Stored records:
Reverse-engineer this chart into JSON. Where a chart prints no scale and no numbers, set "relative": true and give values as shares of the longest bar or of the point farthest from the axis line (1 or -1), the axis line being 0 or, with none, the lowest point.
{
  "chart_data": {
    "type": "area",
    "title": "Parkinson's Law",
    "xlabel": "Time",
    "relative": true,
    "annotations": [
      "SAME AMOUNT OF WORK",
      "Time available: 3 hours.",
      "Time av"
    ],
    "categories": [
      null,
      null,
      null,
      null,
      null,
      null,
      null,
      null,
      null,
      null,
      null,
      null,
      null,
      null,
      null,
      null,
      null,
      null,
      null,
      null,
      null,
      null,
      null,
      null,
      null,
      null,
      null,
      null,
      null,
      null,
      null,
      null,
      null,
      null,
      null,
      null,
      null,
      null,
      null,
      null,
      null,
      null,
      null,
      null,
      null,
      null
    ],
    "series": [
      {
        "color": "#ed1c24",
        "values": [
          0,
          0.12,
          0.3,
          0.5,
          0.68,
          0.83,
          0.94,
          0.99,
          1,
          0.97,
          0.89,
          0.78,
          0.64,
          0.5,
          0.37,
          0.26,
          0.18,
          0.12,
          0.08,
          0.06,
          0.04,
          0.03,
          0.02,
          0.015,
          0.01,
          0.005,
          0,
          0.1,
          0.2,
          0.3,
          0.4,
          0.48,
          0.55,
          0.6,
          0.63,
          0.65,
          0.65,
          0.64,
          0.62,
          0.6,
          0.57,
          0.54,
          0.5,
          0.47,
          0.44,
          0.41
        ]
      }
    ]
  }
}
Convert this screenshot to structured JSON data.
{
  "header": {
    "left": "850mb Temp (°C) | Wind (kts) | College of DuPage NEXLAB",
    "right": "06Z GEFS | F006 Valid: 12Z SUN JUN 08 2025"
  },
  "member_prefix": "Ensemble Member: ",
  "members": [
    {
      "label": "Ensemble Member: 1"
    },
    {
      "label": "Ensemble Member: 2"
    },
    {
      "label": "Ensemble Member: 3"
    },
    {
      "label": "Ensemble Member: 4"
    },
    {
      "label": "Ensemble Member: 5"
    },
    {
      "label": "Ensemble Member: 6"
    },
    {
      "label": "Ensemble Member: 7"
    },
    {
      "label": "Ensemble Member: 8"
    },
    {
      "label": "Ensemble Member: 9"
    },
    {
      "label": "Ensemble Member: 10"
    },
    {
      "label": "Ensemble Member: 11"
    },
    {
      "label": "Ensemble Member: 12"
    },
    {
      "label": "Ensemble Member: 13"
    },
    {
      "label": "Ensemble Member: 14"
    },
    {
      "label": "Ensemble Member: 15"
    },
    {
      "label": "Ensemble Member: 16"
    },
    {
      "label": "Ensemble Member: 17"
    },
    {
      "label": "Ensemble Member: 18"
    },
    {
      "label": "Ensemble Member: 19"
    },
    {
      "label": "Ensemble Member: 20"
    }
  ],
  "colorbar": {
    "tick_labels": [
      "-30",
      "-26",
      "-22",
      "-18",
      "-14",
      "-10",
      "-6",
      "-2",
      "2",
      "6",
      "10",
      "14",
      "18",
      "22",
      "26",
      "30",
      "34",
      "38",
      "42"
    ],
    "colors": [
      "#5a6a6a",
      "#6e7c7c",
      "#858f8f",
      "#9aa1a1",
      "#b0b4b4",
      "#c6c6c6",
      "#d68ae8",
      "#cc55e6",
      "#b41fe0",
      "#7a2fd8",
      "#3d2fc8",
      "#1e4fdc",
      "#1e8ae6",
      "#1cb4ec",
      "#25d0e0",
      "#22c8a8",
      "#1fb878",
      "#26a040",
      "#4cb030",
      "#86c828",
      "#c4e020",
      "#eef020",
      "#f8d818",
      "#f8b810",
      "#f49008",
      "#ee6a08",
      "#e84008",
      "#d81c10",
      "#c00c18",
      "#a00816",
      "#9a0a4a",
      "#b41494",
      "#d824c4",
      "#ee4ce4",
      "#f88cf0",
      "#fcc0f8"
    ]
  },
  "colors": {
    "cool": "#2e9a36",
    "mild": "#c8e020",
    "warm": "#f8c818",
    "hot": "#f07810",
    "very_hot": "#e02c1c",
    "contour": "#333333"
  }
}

▶ Brief:
Print every line of the records exactly. Omit nothing.

▶ Task answer:
Reverse-engineer this chart into JSON. Where a chart prints no scale and no numbers, set "relative": true and give values as shares of the longest bar or of the point farthest from the axis line (1 or -1), the axis line being 0 or, with none, the lowest point.
{
  "chart_data": {
    "type": "area",
    "title": "Parkinson's Law",
    "xlabel": "Time",
    "relative": true,
    "annotations": [
      "SAME AMOUNT OF WORK",
      "Time available: 3 hours.",
      "Time av"
    ],
    "categories": [
      null,
      null,
      null,
      null,
      null,
      null,
      null,
      null,
      null,
      null,
      null,
      null,
      null,
      null,
      null,
      null,
      null,
      null,
      null,
      null,
      null,
      null,
      null,
      null,
      null,
      null,
      null,
      null,
      null,
      null,
      null,
      null,
      null,
      null,
      null,
      null,
      null,
      null,
      null,
      null,
      null,
      null,
      null,
      null,
      null,
      null
    ],
    "series": [
      {
        "color": "#ed1c24",
        "values": [
          0,
          0.12,
          0.3,
          0.5,
          0.68,
          0.83,
          0.94,
          0.99,
          1,
          0.97,
          0.89,
          0.78,
          0.64,
          0.5,
          0.37,
          0.26,
          0.18,
          0.12,
          0.08,
          0.06,
          0.04,
          0.03,
          0.02,
          0.015,
          0.01,
          0.005,
          0,
          0.1,
          0.2,
          0.3,
          0.4,
          0.48,
          0.55,
          0.6,
          0.63,
          0.65,
          0.65,
          0.64,
          0.62,
          0.6,
          0.57,
          0.54,
          0.5,
          0.47,
          0.44,
          0.41
        ]
      }
    ]
  }
}
Convert this screenshot to structured JSON data.
{
  "header": {
    "left": "850mb Temp (°C) | Wind (kts) | College of DuPage NEXLAB",
    "right": "06Z GEFS | F006 Valid: 12Z SUN JUN 08 2025"
  },
  "member_prefix": "Ensemble Member: ",
  "members": [
    {
      "label": "Ensemble Member: 1"
    },
    {
      "label": "Ensemble Member: 2"
    },
    {
      "label": "Ensemble Member: 3"
    },
    {
      "label": "Ensemble Member: 4"
    },
    {
      "label": "Ensemble Member: 5"
    },
    {
      "label": "Ensemble Member: 6"
    },
    {
      "label": "Ensemble Member: 7"
    },
    {
      "label": "Ensemble Member: 8"
    },
    {
      "label": "Ensemble Member: 9"
    },
    {
      "label": "Ensemble Member: 10"
    },
    {
      "label": "Ensemble Member: 11"
    },
    {
      "label": "Ensemble Member: 12"
    },
    {
      "label": "Ensemble Member: 13"
    },
    {
      "label": "Ensemble Member: 14"
    },
    {
      "label": "Ensemble Member: 15"
    },
    {
      "label": "Ensemble Member: 16"
    },
    {
      "label": "Ensemble Member: 17"
    },
    {
      "label": "Ensemble Member: 18"
    },
    {
      "label": "Ensemble Member: 19"
    },
    {
      "label": "Ensemble Member: 20"
    }
  ],
  "colorbar": {
    "tick_labels": [
      "-30",
      "-26",
      "-22",
      "-18",
      "-14",
      "-10",
      "-6",
      "-2",
      "2",
      "6",
      "10",
      "14",
      "18",
      "22",
      "26",
      "30",
      "34",
      "38",
      "42"
    ],
    "colors": [
      "#5a6a6a",
      "#6e7c7c",
      "#858f8f",
      "#9aa1a1",
      "#b0b4b4",
      "#c6c6c6",
      "#d68ae8",
      "#cc55e6",
      "#b41fe0",
      "#7a2fd8",
      "#3d2fc8",
      "#1e4fdc",
      "#1e8ae6",
      "#1cb4ec",
      "#25d0e0",
      "#22c8a8",
      "#1fb878",
      "#26a040",
      "#4cb030",
      "#86c828",
      "#c4e020",
      "#eef020",
      "#f8d818",
      "#f8b810",
      "#f49008",
      "#ee6a08",
      "#e84008",
      "#d81c10",
      "#c00c18",
      "#a00816",
      "#9a0a4a",
      "#b41494",
      "#d824c4",
      "#ee4ce4",
      "#f88cf0",
      "#fcc0f8"
    ]
  },
  "colors": {
    "cool": "#2e9a36",
    "mild": "#c8e020",
    "warm": "#f8c818",
    "hot": "#f07810",
    "very_hot": "#e02c1c",
    "contour": "#333333"
  }
}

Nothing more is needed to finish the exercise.